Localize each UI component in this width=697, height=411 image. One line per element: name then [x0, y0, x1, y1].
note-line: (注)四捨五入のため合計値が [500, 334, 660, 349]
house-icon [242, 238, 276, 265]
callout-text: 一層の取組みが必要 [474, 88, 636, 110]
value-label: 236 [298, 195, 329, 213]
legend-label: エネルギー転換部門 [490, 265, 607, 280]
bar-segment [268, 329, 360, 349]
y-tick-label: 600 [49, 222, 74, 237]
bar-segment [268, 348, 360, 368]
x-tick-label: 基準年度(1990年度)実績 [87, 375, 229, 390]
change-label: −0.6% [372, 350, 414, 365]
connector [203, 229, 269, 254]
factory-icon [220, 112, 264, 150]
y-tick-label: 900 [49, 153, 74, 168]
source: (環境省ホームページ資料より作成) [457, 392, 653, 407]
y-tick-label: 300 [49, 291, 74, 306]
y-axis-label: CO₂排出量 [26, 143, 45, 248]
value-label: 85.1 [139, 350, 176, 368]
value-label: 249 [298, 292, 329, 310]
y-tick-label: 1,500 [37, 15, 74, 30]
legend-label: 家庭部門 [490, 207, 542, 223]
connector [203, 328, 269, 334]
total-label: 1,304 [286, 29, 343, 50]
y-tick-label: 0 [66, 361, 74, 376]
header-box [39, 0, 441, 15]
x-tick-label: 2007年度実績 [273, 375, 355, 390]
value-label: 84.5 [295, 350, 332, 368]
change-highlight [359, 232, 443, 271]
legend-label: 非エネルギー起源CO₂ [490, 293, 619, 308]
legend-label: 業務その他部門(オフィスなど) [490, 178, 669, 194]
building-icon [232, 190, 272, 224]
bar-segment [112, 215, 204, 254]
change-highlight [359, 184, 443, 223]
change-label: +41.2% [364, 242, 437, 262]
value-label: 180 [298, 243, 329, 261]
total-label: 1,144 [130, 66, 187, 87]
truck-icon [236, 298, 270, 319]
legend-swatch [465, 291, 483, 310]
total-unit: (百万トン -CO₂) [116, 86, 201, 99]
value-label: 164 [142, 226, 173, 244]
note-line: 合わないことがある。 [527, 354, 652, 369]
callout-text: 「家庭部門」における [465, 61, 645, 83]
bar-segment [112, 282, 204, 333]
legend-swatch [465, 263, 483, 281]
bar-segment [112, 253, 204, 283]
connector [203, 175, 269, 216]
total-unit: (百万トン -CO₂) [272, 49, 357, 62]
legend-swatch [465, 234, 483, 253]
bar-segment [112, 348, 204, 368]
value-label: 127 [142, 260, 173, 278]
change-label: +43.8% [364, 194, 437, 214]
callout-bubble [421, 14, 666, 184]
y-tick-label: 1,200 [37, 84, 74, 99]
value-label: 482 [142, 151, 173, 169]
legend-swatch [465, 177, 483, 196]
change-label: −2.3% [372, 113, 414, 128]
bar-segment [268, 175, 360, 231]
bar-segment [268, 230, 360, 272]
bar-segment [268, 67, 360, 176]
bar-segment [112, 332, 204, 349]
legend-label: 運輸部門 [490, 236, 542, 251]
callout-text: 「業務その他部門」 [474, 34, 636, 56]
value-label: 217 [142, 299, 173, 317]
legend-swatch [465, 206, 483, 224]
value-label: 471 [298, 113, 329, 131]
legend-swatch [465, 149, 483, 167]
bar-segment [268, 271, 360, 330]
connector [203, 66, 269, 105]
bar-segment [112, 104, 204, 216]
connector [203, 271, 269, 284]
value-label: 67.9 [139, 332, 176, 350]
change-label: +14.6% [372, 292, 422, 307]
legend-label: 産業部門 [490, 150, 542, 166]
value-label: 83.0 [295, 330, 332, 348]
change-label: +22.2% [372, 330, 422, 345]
......
TASK OBJECTIVE: Copy, character for character, the lines from the very first one through the line containing "bar-segment [112, 282, 204, 333]", including both of these.

RESPONSE:
Localize each UI component in this width=697, height=411 image. One line per element: name then [x0, y0, x1, y1].
note-line: (注)四捨五入のため合計値が [500, 334, 660, 349]
house-icon [242, 238, 276, 265]
callout-text: 一層の取組みが必要 [474, 88, 636, 110]
value-label: 236 [298, 195, 329, 213]
legend-label: エネルギー転換部門 [490, 265, 607, 280]
bar-segment [268, 329, 360, 349]
y-tick-label: 600 [49, 222, 74, 237]
bar-segment [268, 348, 360, 368]
x-tick-label: 基準年度(1990年度)実績 [87, 375, 229, 390]
change-label: −0.6% [372, 350, 414, 365]
connector [203, 229, 269, 254]
factory-icon [220, 112, 264, 150]
y-tick-label: 900 [49, 153, 74, 168]
source: (環境省ホームページ資料より作成) [457, 392, 653, 407]
y-tick-label: 300 [49, 291, 74, 306]
y-axis-label: CO₂排出量 [26, 143, 45, 248]
value-label: 85.1 [139, 350, 176, 368]
value-label: 249 [298, 292, 329, 310]
y-tick-label: 1,500 [37, 15, 74, 30]
legend-label: 家庭部門 [490, 207, 542, 223]
connector [203, 328, 269, 334]
total-label: 1,304 [286, 29, 343, 50]
y-tick-label: 0 [66, 361, 74, 376]
header-box [39, 0, 441, 15]
x-tick-label: 2007年度実績 [273, 375, 355, 390]
value-label: 84.5 [295, 350, 332, 368]
change-highlight [359, 232, 443, 271]
legend-label: 非エネルギー起源CO₂ [490, 293, 619, 308]
legend-label: 業務その他部門(オフィスなど) [490, 178, 669, 194]
building-icon [232, 190, 272, 224]
bar-segment [112, 215, 204, 254]
change-highlight [359, 184, 443, 223]
change-label: +41.2% [364, 242, 437, 262]
value-label: 180 [298, 243, 329, 261]
total-label: 1,144 [130, 66, 187, 87]
truck-icon [236, 298, 270, 319]
legend-swatch [465, 291, 483, 310]
total-unit: (百万トン -CO₂) [116, 86, 201, 99]
value-label: 164 [142, 226, 173, 244]
note-line: 合わないことがある。 [527, 354, 652, 369]
callout-text: 「家庭部門」における [465, 61, 645, 83]
bar-segment [112, 282, 204, 333]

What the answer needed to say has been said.